Your task is to copy the listing exactly. Drop any pictures from the copy.

-------

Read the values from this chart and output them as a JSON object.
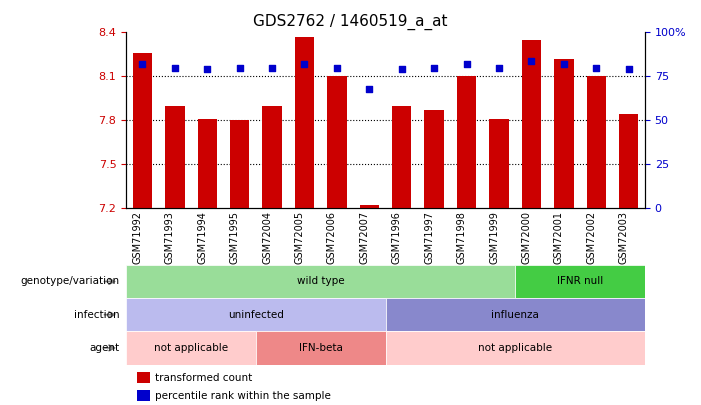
{
  "title": "GDS2762 / 1460519_a_at",
  "samples": [
    "GSM71992",
    "GSM71993",
    "GSM71994",
    "GSM71995",
    "GSM72004",
    "GSM72005",
    "GSM72006",
    "GSM72007",
    "GSM71996",
    "GSM71997",
    "GSM71998",
    "GSM71999",
    "GSM72000",
    "GSM72001",
    "GSM72002",
    "GSM72003"
  ],
  "bar_values": [
    8.26,
    7.9,
    7.81,
    7.8,
    7.9,
    8.37,
    8.1,
    7.22,
    7.9,
    7.87,
    8.1,
    7.81,
    8.35,
    8.22,
    8.1,
    7.84
  ],
  "dot_values": [
    82,
    80,
    79,
    80,
    80,
    82,
    80,
    68,
    79,
    80,
    82,
    80,
    84,
    82,
    80,
    79
  ],
  "ymin": 7.2,
  "ymax": 8.4,
  "yticks": [
    7.2,
    7.5,
    7.8,
    8.1,
    8.4
  ],
  "y2ticks": [
    0,
    25,
    50,
    75,
    100
  ],
  "bar_color": "#cc0000",
  "dot_color": "#0000cc",
  "bar_width": 0.6,
  "annotation_rows": [
    {
      "label": "genotype/variation",
      "segments": [
        {
          "text": "wild type",
          "start": 0,
          "end": 12,
          "color": "#99dd99"
        },
        {
          "text": "IFNR null",
          "start": 12,
          "end": 16,
          "color": "#44cc44"
        }
      ]
    },
    {
      "label": "infection",
      "segments": [
        {
          "text": "uninfected",
          "start": 0,
          "end": 8,
          "color": "#bbbbee"
        },
        {
          "text": "influenza",
          "start": 8,
          "end": 16,
          "color": "#8888cc"
        }
      ]
    },
    {
      "label": "agent",
      "segments": [
        {
          "text": "not applicable",
          "start": 0,
          "end": 4,
          "color": "#ffcccc"
        },
        {
          "text": "IFN-beta",
          "start": 4,
          "end": 8,
          "color": "#ee8888"
        },
        {
          "text": "not applicable",
          "start": 8,
          "end": 16,
          "color": "#ffcccc"
        }
      ]
    }
  ],
  "legend_items": [
    {
      "color": "#cc0000",
      "label": "transformed count"
    },
    {
      "color": "#0000cc",
      "label": "percentile rank within the sample"
    }
  ],
  "background_color": "#ffffff",
  "plot_bg_color": "#ffffff"
}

-------

→ ANSWER BELOW
Read the values from this chart and output them as a JSON object.
{
  "title": "GDS2762 / 1460519_a_at",
  "samples": [
    "GSM71992",
    "GSM71993",
    "GSM71994",
    "GSM71995",
    "GSM72004",
    "GSM72005",
    "GSM72006",
    "GSM72007",
    "GSM71996",
    "GSM71997",
    "GSM71998",
    "GSM71999",
    "GSM72000",
    "GSM72001",
    "GSM72002",
    "GSM72003"
  ],
  "bar_values": [
    8.26,
    7.9,
    7.81,
    7.8,
    7.9,
    8.37,
    8.1,
    7.22,
    7.9,
    7.87,
    8.1,
    7.81,
    8.35,
    8.22,
    8.1,
    7.84
  ],
  "dot_values": [
    82,
    80,
    79,
    80,
    80,
    82,
    80,
    68,
    79,
    80,
    82,
    80,
    84,
    82,
    80,
    79
  ],
  "ymin": 7.2,
  "ymax": 8.4,
  "yticks": [
    7.2,
    7.5,
    7.8,
    8.1,
    8.4
  ],
  "y2ticks": [
    0,
    25,
    50,
    75,
    100
  ],
  "bar_color": "#cc0000",
  "dot_color": "#0000cc",
  "bar_width": 0.6,
  "annotation_rows": [
    {
      "label": "genotype/variation",
      "segments": [
        {
          "text": "wild type",
          "start": 0,
          "end": 12,
          "color": "#99dd99"
        },
        {
          "text": "IFNR null",
          "start": 12,
          "end": 16,
          "color": "#44cc44"
        }
      ]
    },
    {
      "label": "infection",
      "segments": [
        {
          "text": "uninfected",
          "start": 0,
          "end": 8,
          "color": "#bbbbee"
        },
        {
          "text": "influenza",
          "start": 8,
          "end": 16,
          "color": "#8888cc"
        }
      ]
    },
    {
      "label": "agent",
      "segments": [
        {
          "text": "not applicable",
          "start": 0,
          "end": 4,
          "color": "#ffcccc"
        },
        {
          "text": "IFN-beta",
          "start": 4,
          "end": 8,
          "color": "#ee8888"
        },
        {
          "text": "not applicable",
          "start": 8,
          "end": 16,
          "color": "#ffcccc"
        }
      ]
    }
  ],
  "legend_items": [
    {
      "color": "#cc0000",
      "label": "transformed count"
    },
    {
      "color": "#0000cc",
      "label": "percentile rank within the sample"
    }
  ],
  "background_color": "#ffffff",
  "plot_bg_color": "#ffffff"
}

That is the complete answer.